▶ **Exercise task**: Extract every line below that contains the word "title".

Dataset listings of figures:
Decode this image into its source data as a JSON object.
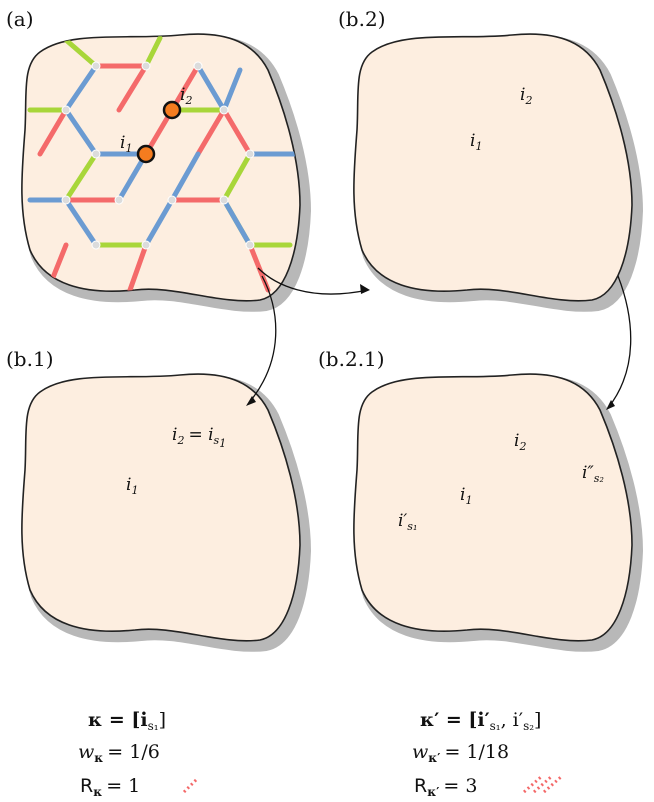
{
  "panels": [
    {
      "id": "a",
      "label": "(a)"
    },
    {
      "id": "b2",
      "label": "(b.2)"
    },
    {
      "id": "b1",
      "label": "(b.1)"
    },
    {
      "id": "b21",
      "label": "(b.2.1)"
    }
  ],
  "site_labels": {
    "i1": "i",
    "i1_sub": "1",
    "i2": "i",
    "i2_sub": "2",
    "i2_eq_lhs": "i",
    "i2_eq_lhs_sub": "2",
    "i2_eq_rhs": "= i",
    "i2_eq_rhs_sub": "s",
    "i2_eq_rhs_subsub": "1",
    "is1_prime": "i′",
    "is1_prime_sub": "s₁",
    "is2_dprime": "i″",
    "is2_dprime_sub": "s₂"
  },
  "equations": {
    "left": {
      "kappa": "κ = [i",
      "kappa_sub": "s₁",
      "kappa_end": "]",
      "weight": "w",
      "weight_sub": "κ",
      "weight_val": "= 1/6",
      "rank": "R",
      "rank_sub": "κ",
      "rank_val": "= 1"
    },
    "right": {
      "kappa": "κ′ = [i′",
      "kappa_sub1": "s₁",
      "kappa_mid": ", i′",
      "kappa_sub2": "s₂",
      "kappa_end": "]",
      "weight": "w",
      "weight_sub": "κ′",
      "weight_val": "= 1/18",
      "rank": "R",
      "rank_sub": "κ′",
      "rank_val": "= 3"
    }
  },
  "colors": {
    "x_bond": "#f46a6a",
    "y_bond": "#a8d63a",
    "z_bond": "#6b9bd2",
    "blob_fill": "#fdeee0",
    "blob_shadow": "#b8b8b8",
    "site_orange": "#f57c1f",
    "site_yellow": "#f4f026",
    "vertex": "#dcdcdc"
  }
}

==

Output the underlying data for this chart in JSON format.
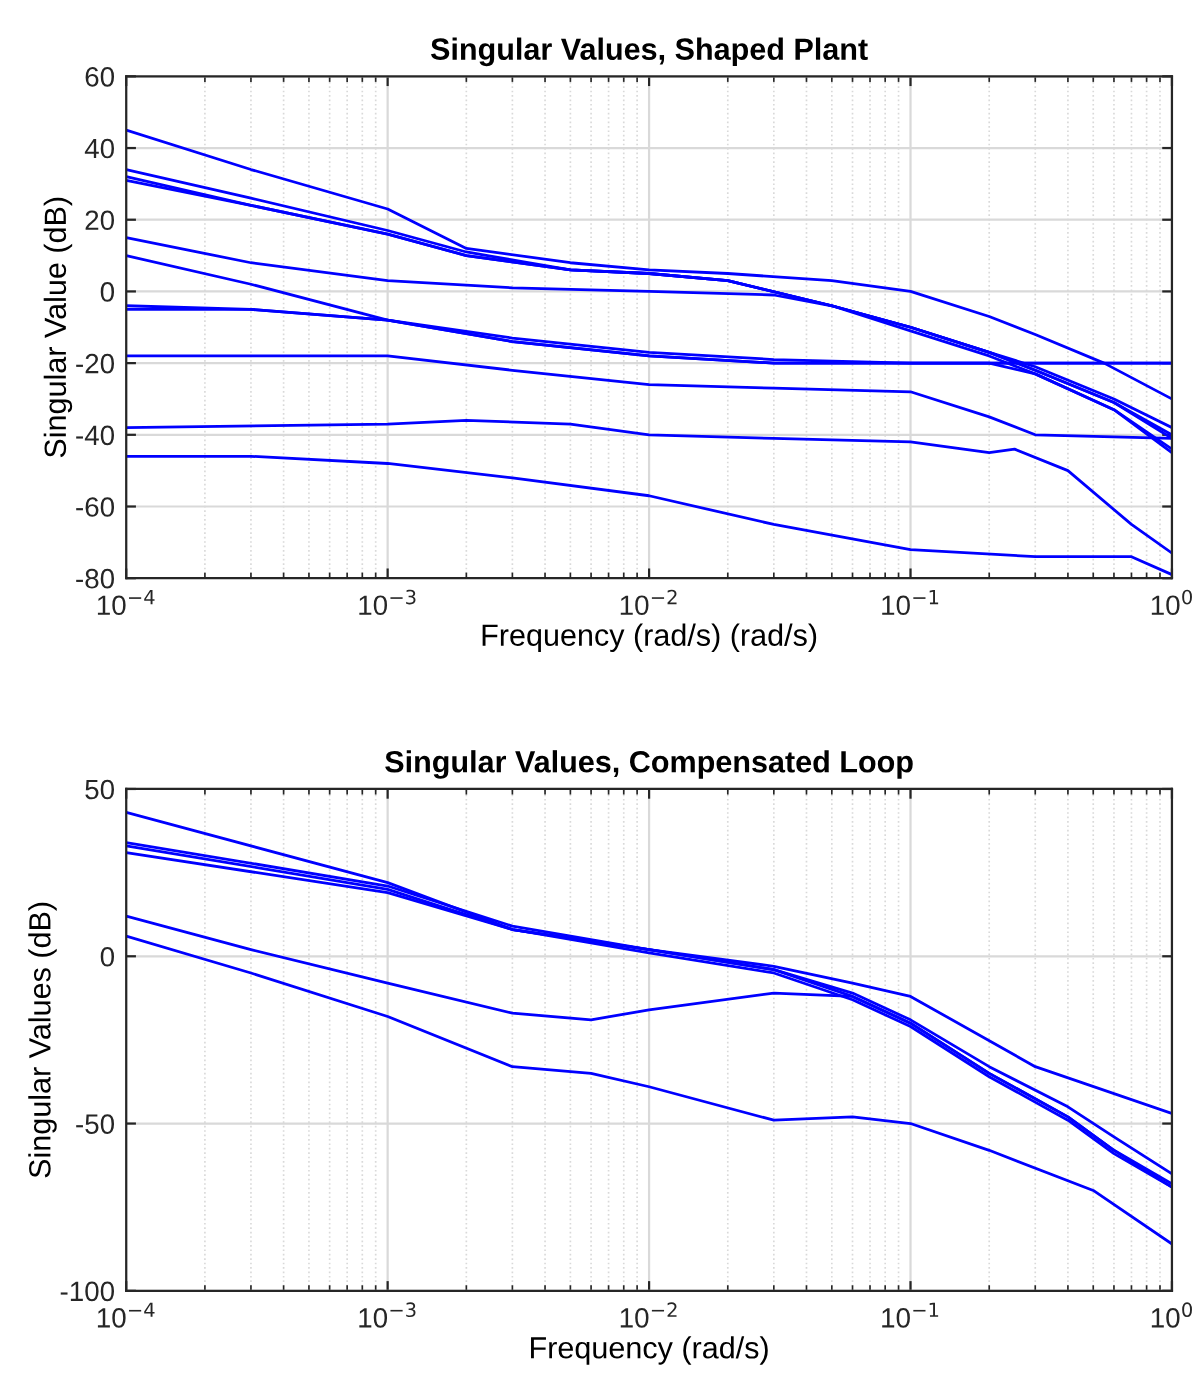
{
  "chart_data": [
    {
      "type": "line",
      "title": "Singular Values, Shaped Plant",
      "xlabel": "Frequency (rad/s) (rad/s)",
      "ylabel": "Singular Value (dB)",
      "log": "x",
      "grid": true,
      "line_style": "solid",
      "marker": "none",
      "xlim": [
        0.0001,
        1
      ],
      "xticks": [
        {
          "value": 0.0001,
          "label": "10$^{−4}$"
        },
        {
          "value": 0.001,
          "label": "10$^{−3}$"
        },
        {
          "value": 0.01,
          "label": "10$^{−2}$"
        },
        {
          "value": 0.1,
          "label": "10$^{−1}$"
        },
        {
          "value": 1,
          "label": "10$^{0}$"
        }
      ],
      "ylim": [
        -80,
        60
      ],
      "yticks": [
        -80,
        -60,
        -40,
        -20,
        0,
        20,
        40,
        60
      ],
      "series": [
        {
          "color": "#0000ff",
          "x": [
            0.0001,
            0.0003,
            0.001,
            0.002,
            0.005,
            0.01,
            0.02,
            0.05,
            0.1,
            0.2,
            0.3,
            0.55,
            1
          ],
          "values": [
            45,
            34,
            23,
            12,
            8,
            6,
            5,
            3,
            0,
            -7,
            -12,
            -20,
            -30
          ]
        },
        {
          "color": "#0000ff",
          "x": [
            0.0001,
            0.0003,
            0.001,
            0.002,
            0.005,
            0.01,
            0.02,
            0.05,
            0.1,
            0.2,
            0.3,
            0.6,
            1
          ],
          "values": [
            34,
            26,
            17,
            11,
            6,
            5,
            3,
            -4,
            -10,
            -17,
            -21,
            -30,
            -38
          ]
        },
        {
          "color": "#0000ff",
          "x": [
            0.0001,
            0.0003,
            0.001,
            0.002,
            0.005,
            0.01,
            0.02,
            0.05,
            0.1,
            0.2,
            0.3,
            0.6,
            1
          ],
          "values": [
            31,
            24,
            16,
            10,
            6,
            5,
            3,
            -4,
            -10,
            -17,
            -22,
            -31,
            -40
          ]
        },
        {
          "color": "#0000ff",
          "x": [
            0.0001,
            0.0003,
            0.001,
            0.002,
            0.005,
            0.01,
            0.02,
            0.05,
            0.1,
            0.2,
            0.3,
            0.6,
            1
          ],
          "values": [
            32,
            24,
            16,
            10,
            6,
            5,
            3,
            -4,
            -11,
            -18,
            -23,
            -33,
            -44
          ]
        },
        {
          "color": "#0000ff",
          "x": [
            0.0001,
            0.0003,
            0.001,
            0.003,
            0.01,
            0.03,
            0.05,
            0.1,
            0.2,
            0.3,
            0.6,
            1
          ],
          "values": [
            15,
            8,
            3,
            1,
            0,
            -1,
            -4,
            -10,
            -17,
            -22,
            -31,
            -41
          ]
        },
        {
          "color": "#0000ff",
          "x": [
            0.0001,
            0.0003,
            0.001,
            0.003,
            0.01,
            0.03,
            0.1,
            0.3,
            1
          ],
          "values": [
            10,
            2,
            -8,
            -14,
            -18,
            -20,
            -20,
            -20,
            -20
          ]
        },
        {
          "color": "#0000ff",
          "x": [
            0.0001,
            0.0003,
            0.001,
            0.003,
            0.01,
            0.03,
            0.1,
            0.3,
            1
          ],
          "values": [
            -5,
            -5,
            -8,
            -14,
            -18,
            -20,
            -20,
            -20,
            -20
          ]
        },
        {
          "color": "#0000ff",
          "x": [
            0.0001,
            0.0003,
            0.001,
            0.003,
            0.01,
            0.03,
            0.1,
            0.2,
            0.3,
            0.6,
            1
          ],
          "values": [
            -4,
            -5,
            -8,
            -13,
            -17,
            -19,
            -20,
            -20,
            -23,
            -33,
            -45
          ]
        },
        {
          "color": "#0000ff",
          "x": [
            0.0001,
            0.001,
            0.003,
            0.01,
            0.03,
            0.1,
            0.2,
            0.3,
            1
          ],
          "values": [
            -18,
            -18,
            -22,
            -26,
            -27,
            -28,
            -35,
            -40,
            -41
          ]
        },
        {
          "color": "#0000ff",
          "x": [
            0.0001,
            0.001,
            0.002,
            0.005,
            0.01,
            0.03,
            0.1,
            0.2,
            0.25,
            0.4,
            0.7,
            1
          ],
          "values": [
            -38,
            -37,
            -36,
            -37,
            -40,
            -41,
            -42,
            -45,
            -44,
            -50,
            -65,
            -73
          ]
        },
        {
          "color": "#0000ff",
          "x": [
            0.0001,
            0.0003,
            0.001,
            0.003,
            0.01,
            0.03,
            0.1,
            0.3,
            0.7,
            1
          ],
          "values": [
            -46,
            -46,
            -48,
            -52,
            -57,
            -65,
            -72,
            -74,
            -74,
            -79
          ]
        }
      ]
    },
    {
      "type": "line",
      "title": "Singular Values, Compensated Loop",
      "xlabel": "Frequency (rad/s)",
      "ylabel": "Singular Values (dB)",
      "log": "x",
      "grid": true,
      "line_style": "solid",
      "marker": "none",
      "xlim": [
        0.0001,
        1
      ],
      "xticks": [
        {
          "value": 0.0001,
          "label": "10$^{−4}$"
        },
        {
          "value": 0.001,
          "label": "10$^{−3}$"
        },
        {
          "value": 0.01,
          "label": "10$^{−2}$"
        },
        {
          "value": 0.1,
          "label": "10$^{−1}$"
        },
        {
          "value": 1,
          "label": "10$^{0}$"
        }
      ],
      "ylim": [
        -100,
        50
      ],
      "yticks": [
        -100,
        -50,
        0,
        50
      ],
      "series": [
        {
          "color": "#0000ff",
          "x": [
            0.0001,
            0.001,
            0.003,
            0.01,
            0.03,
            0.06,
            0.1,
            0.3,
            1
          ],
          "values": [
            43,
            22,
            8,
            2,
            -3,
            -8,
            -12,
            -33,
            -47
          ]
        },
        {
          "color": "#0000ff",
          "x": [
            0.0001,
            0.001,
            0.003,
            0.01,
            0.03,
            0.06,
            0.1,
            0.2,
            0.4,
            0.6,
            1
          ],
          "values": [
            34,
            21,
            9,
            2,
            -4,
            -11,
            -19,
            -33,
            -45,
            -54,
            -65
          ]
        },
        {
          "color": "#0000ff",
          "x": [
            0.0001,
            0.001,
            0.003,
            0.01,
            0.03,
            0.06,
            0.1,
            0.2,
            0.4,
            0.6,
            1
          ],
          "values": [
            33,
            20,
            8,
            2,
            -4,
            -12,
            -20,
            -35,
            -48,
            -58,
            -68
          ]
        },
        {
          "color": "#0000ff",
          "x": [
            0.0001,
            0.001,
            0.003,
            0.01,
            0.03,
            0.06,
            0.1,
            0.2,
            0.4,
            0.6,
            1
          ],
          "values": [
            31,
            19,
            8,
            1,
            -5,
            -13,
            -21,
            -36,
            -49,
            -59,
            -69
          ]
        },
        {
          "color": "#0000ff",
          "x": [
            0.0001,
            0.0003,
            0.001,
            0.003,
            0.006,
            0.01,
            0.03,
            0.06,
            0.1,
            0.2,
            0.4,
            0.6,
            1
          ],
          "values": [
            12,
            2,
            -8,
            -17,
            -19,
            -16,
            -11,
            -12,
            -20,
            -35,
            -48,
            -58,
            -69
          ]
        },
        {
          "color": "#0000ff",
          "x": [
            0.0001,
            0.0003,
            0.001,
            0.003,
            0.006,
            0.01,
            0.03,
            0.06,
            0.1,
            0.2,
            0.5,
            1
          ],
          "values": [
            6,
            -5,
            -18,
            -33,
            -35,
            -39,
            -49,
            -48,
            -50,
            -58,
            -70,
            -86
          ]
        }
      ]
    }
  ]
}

▶ **Answer for the task**:
      "title": "Singular Values, Shaped Plant",
      "title": "Singular Values, Compensated Loop",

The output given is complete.